*WHAT IS ASKED:* Single out each line with the word "Momentum" and copy it.

** start PROVIDED RECORDS **

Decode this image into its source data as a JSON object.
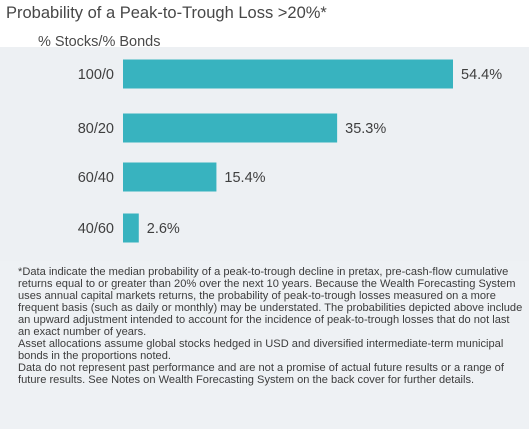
{
  "title": "Probability of a Peak-to-Trough Loss >20%*",
  "subtitle": "% Stocks/% Bonds",
  "colors": {
    "bar": "#38b3bf",
    "panel_bg": "#edf0f3",
    "text": "#3c3c3c"
  },
  "chart_data": {
    "type": "bar",
    "orientation": "horizontal",
    "title": "Probability of a Peak-to-Trough Loss >20%*",
    "xlabel": "",
    "ylabel": "% Stocks/% Bonds",
    "categories": [
      "100/0",
      "80/20",
      "60/40",
      "40/60"
    ],
    "values": [
      54.4,
      35.3,
      15.4,
      2.6
    ],
    "value_labels": [
      "54.4%",
      "35.3%",
      "15.4%",
      "2.6%"
    ],
    "xlim": [
      0,
      54.4
    ],
    "grid": false,
    "legend": "none"
  },
  "footnote": "*Data indicate the median probability of a peak-to-trough decline in pretax, pre-cash-flow cumulative returns equal to or greater than 20% over the next 10 years. Because the Wealth Forecasting System uses annual capital markets returns, the probability of peak-to-trough losses measured on a more frequent basis (such as daily or monthly) may be understated. The probabilities depicted above include an upward adjustment intended to account for the incidence of peak-to-trough losses that do not last an exact number of years.\nAsset allocations assume global stocks hedged in USD and diversified intermediate-term municipal bonds in the proportions noted.\nData do not represent past performance and are not a promise of actual future results or a range of future results. See Notes on Wealth Forecasting System on the back cover for further details."
}
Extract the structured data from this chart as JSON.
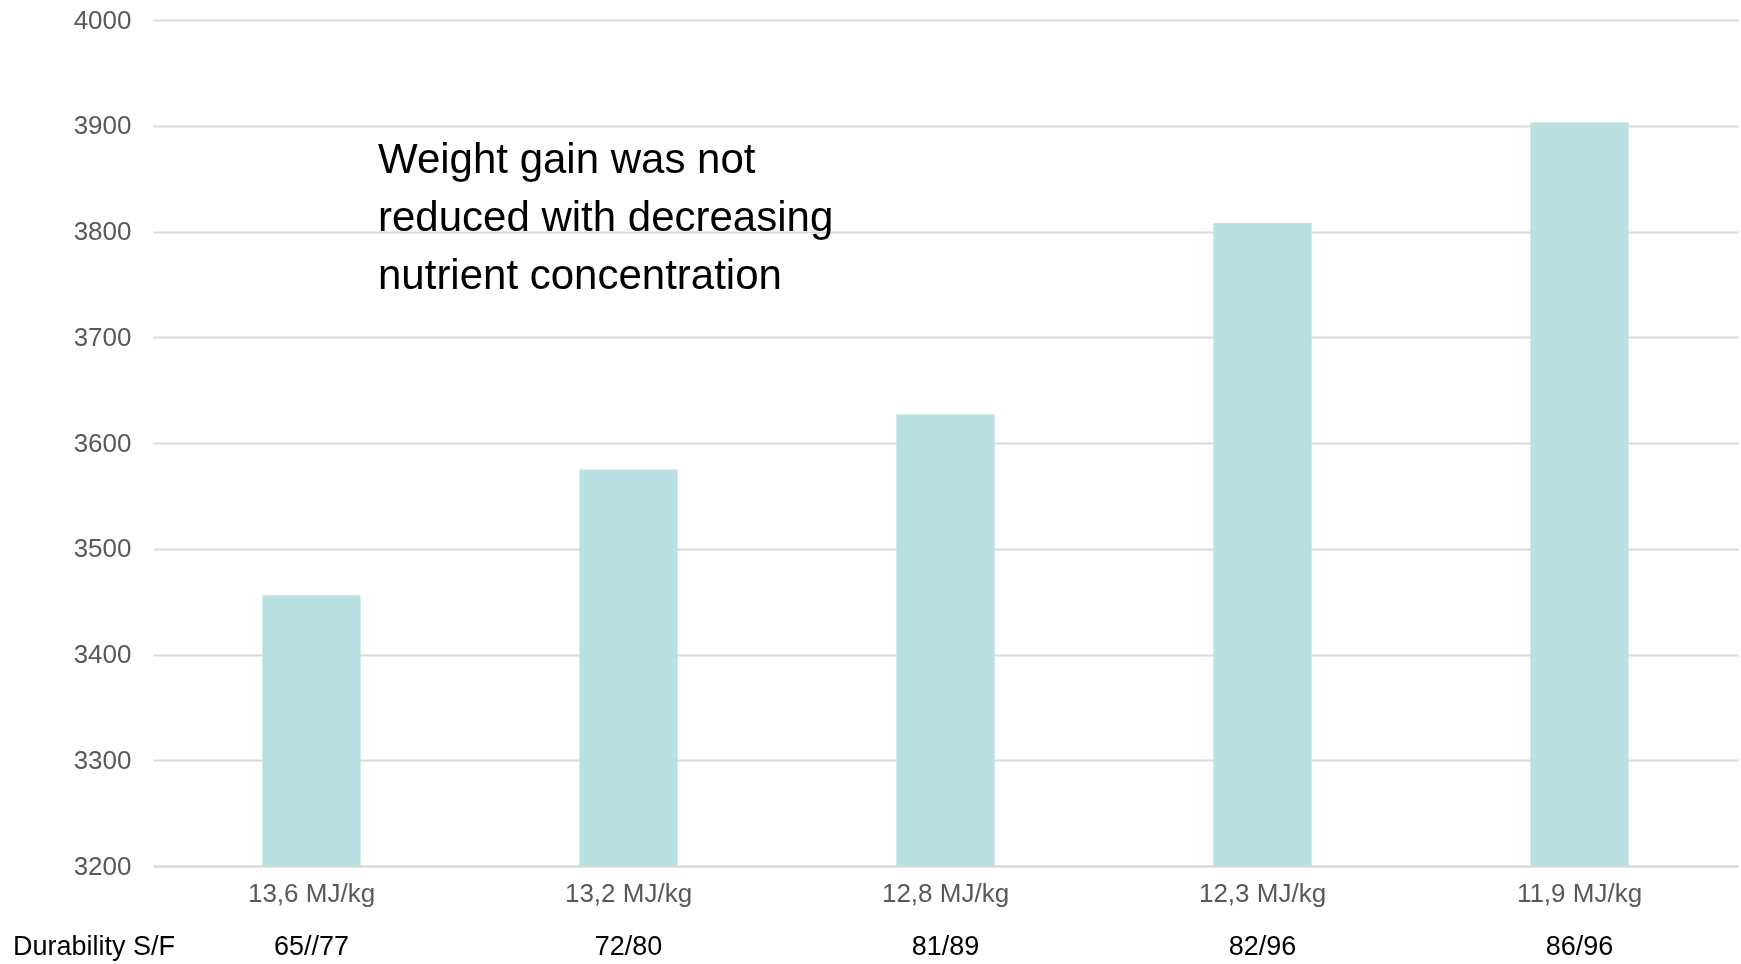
{
  "chart_data": {
    "type": "bar",
    "categories": [
      "13,6 MJ/kg",
      "13,2 MJ/kg",
      "12,8 MJ/kg",
      "12,3 MJ/kg",
      "11,9 MJ/kg"
    ],
    "values": [
      3456,
      3575,
      3627,
      3808,
      3903
    ],
    "color": "#b9e0e2",
    "ylim": [
      3200,
      4000
    ],
    "yticks": [
      3200,
      3300,
      3400,
      3500,
      3600,
      3700,
      3800,
      3900,
      4000
    ],
    "grid": "y",
    "annotations": [
      "Weight gain was not reduced with decreasing nutrient concentration",
      "Durability S/F",
      "65//77",
      "72/80",
      "81/89",
      "82/96",
      "86/96"
    ]
  }
}
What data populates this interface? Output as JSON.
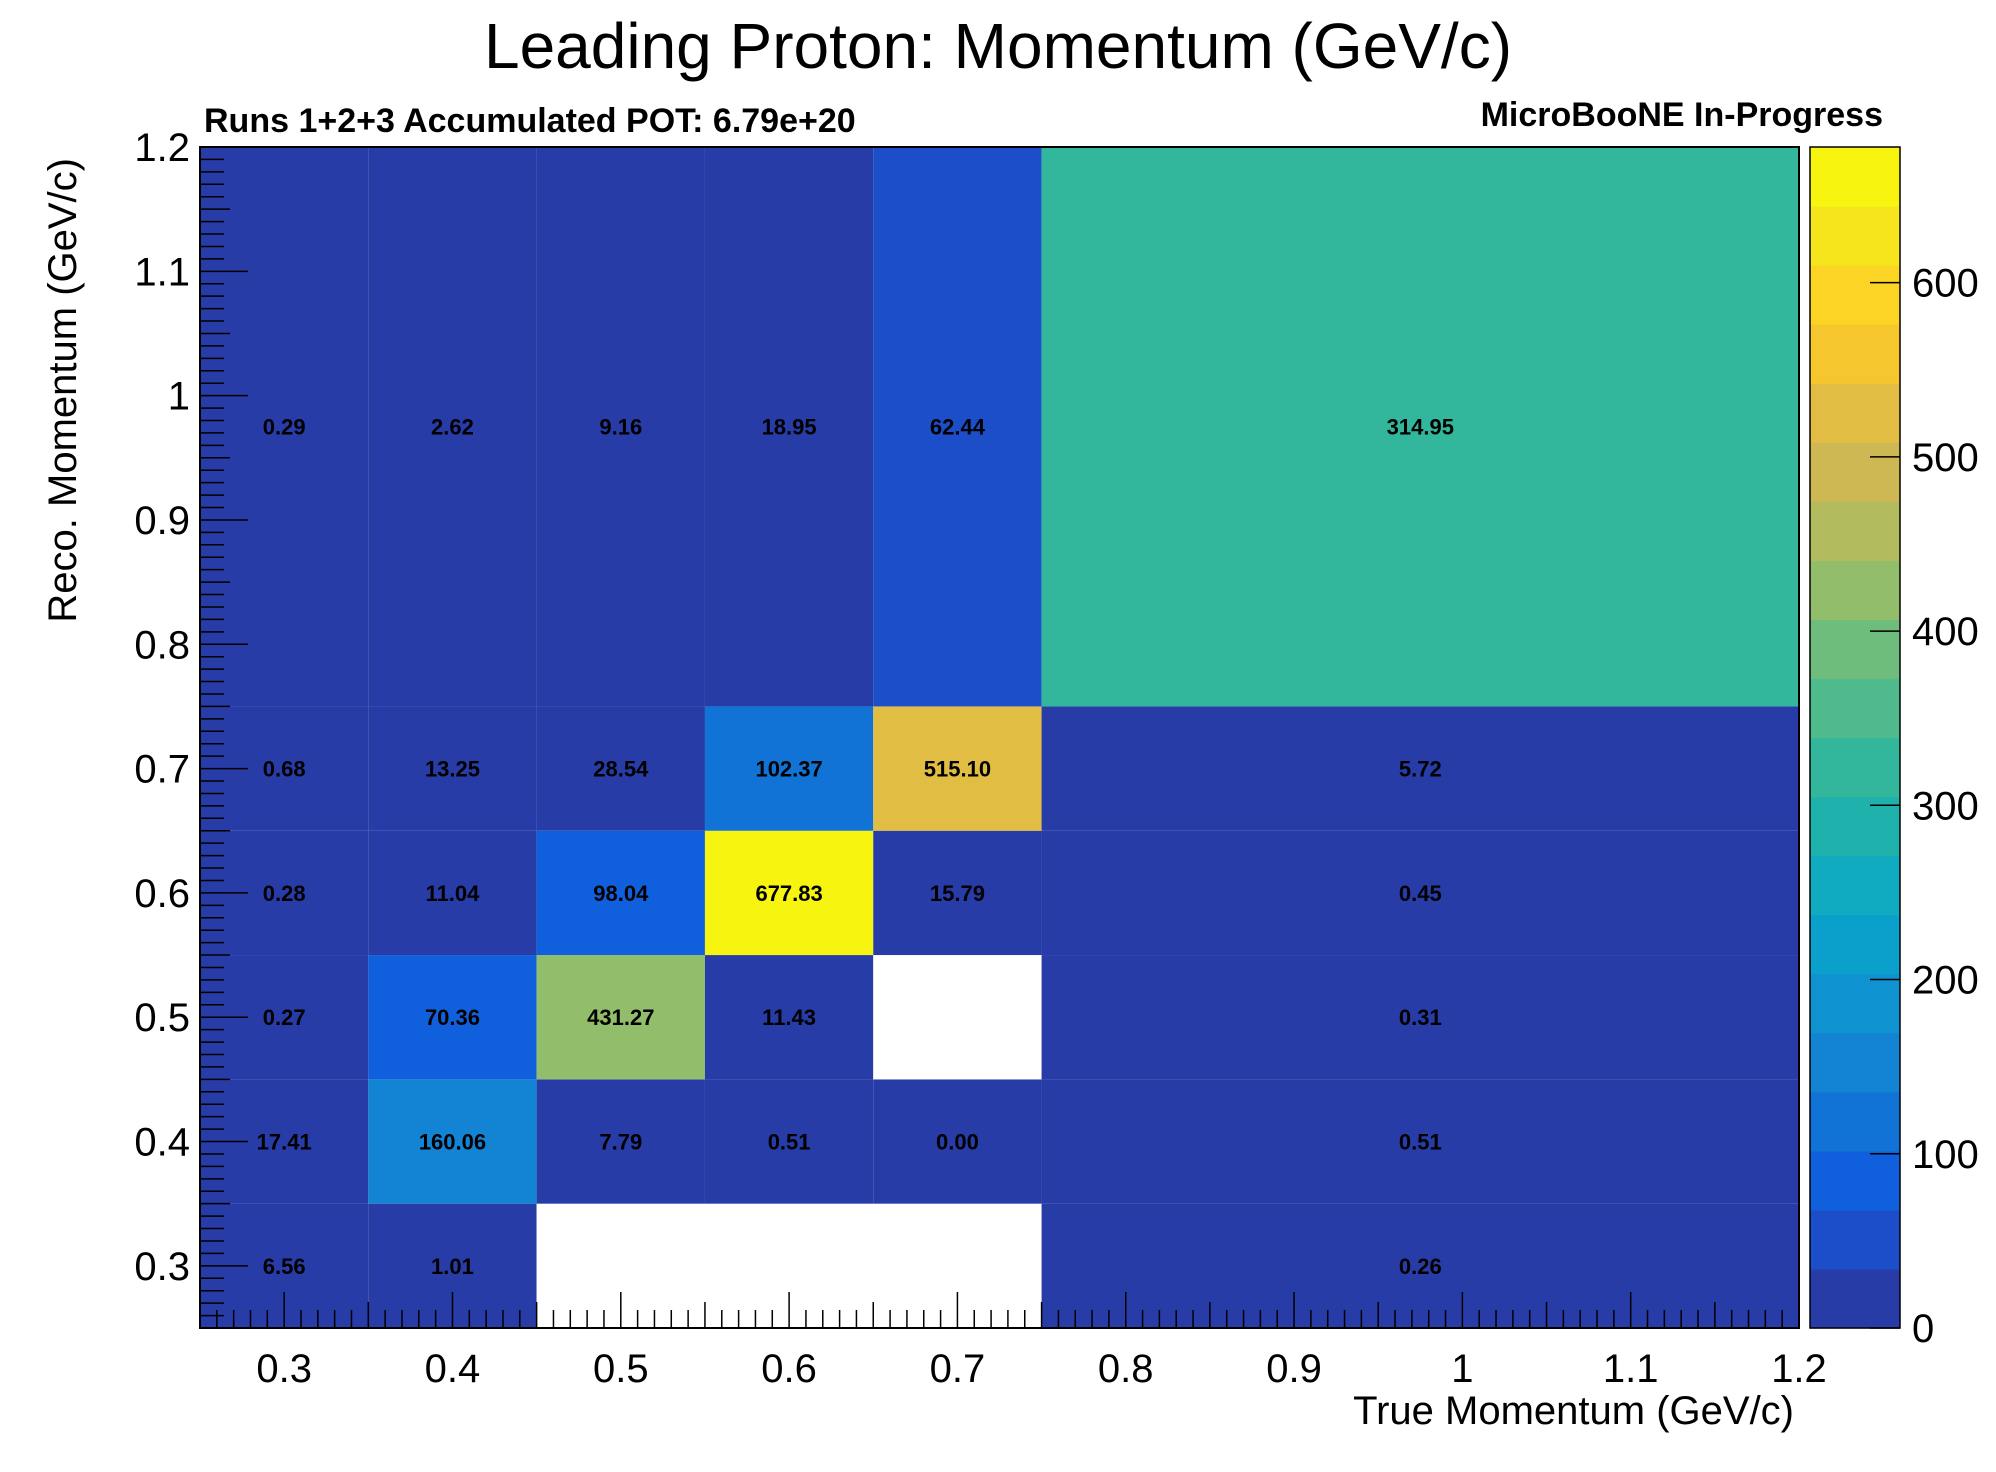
{
  "chart_data": {
    "type": "heatmap",
    "title": "Leading Proton: Momentum (GeV/c)",
    "subtitle_left": "Runs 1+2+3 Accumulated POT: 6.79e+20",
    "subtitle_right": "MicroBooNE In-Progress",
    "xlabel": "True Momentum (GeV/c)",
    "ylabel": "Reco. Momentum (GeV/c)",
    "xlim": [
      0.25,
      1.2
    ],
    "ylim": [
      0.25,
      1.2
    ],
    "x_ticks": [
      "0.3",
      "0.4",
      "0.5",
      "0.6",
      "0.7",
      "0.8",
      "0.9",
      "1",
      "1.1",
      "1.2"
    ],
    "y_ticks": [
      "0.3",
      "0.4",
      "0.5",
      "0.6",
      "0.7",
      "0.8",
      "0.9",
      "1",
      "1.1",
      "1.2"
    ],
    "x_bin_edges": [
      0.25,
      0.35,
      0.45,
      0.55,
      0.65,
      0.75,
      1.2
    ],
    "y_bin_edges": [
      0.25,
      0.35,
      0.45,
      0.55,
      0.65,
      0.75,
      1.2
    ],
    "values": [
      [
        6.56,
        1.01,
        null,
        null,
        null,
        0.26
      ],
      [
        17.41,
        160.06,
        7.79,
        0.51,
        0.0,
        0.51
      ],
      [
        0.27,
        70.36,
        431.27,
        11.43,
        null,
        0.31
      ],
      [
        0.28,
        11.04,
        98.04,
        677.83,
        15.79,
        0.45
      ],
      [
        0.68,
        13.25,
        28.54,
        102.37,
        515.1,
        5.72
      ],
      [
        0.29,
        2.62,
        9.16,
        18.95,
        62.44,
        314.95
      ]
    ],
    "value_labels": [
      [
        "6.56",
        "1.01",
        "",
        "",
        "",
        "0.26"
      ],
      [
        "17.41",
        "160.06",
        "7.79",
        "0.51",
        "0.00",
        "0.51"
      ],
      [
        "0.27",
        "70.36",
        "431.27",
        "11.43",
        "",
        "0.31"
      ],
      [
        "0.28",
        "11.04",
        "98.04",
        "677.83",
        "15.79",
        "0.45"
      ],
      [
        "0.68",
        "13.25",
        "28.54",
        "102.37",
        "515.10",
        "5.72"
      ],
      [
        "0.29",
        "2.62",
        "9.16",
        "18.95",
        "62.44",
        "314.95"
      ]
    ],
    "zlim": [
      0,
      677.83
    ],
    "colorbar_ticks": [
      "0",
      "100",
      "200",
      "300",
      "400",
      "500",
      "600"
    ],
    "colorbar_tick_values": [
      0,
      100,
      200,
      300,
      400,
      500,
      600
    ],
    "colormap": [
      "#273ca6",
      "#1b4ec8",
      "#1060dd",
      "#1173d6",
      "#1383d4",
      "#0f93d0",
      "#0aa0cb",
      "#10abc0",
      "#1fb2ad",
      "#32b79c",
      "#4fbb8c",
      "#6fbd7d",
      "#92be6c",
      "#b2bc5e",
      "#cdb853",
      "#e2bd44",
      "#f5c62d",
      "#fbd424",
      "#f6e41c",
      "#f7f50f"
    ],
    "grid": false
  }
}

** end PROVIDED RECORDS **

*TASK SOLUTION:*
    "title": "Leading Proton: Momentum (GeV/c)",
    "xlabel": "True Momentum (GeV/c)",
    "ylabel": "Reco. Momentum (GeV/c)",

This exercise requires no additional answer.